Write out the material below again, unchanged.

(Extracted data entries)
━━━━━━━━━━
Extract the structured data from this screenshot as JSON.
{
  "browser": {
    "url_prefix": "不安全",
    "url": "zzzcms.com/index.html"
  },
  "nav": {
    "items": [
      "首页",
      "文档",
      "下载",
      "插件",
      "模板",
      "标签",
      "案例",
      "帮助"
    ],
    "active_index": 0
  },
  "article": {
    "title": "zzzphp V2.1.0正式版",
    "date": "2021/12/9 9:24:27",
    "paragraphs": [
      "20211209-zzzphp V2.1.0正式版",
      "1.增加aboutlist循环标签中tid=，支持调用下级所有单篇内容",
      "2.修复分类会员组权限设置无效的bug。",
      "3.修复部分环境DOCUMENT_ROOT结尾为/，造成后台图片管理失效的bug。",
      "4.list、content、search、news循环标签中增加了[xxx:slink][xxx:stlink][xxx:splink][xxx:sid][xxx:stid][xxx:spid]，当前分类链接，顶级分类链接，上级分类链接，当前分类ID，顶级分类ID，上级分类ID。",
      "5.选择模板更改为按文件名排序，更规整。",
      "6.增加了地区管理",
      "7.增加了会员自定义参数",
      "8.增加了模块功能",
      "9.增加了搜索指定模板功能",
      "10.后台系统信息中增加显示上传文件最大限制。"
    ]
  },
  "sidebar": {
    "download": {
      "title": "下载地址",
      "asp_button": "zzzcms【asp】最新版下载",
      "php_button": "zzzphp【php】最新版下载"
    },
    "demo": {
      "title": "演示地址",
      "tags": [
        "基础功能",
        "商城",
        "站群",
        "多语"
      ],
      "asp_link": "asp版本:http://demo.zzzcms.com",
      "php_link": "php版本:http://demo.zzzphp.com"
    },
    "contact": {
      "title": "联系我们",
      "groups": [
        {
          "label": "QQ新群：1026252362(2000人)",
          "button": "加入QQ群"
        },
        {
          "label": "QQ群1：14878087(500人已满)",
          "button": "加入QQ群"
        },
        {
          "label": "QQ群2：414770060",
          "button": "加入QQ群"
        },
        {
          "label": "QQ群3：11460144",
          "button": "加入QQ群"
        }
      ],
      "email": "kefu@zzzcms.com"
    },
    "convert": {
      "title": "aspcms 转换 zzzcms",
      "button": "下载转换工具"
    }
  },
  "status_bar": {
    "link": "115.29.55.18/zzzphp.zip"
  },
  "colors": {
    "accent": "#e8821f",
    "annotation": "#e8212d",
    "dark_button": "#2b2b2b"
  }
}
━━━━━━━━━━
[Answer]
Extract the structured data from this screenshot as JSON.
{
  "browser": {
    "url_prefix": "不安全",
    "url": "zzzcms.com/index.html"
  },
  "nav": {
    "items": [
      "首页",
      "文档",
      "下载",
      "插件",
      "模板",
      "标签",
      "案例",
      "帮助"
    ],
    "active_index": 0
  },
  "article": {
    "title": "zzzphp V2.1.0正式版",
    "date": "2021/12/9 9:24:27",
    "paragraphs": [
      "20211209-zzzphp V2.1.0正式版",
      "1.增加aboutlist循环标签中tid=，支持调用下级所有单篇内容",
      "2.修复分类会员组权限设置无效的bug。",
      "3.修复部分环境DOCUMENT_ROOT结尾为/，造成后台图片管理失效的bug。",
      "4.list、content、search、news循环标签中增加了[xxx:slink][xxx:stlink][xxx:splink][xxx:sid][xxx:stid][xxx:spid]，当前分类链接，顶级分类链接，上级分类链接，当前分类ID，顶级分类ID，上级分类ID。",
      "5.选择模板更改为按文件名排序，更规整。",
      "6.增加了地区管理",
      "7.增加了会员自定义参数",
      "8.增加了模块功能",
      "9.增加了搜索指定模板功能",
      "10.后台系统信息中增加显示上传文件最大限制。"
    ]
  },
  "sidebar": {
    "download": {
      "title": "下载地址",
      "asp_button": "zzzcms【asp】最新版下载",
      "php_button": "zzzphp【php】最新版下载"
    },
    "demo": {
      "title": "演示地址",
      "tags": [
        "基础功能",
        "商城",
        "站群",
        "多语"
      ],
      "asp_link": "asp版本:http://demo.zzzcms.com",
      "php_link": "php版本:http://demo.zzzphp.com"
    },
    "contact": {
      "title": "联系我们",
      "groups": [
        {
          "label": "QQ新群：1026252362(2000人)",
          "button": "加入QQ群"
        },
        {
          "label": "QQ群1：14878087(500人已满)",
          "button": "加入QQ群"
        },
        {
          "label": "QQ群2：414770060",
          "button": "加入QQ群"
        },
        {
          "label": "QQ群3：11460144",
          "button": "加入QQ群"
        }
      ],
      "email": "kefu@zzzcms.com"
    },
    "convert": {
      "title": "aspcms 转换 zzzcms",
      "button": "下载转换工具"
    }
  },
  "status_bar": {
    "link": "115.29.55.18/zzzphp.zip"
  },
  "colors": {
    "accent": "#e8821f",
    "annotation": "#e8212d",
    "dark_button": "#2b2b2b"
  }
}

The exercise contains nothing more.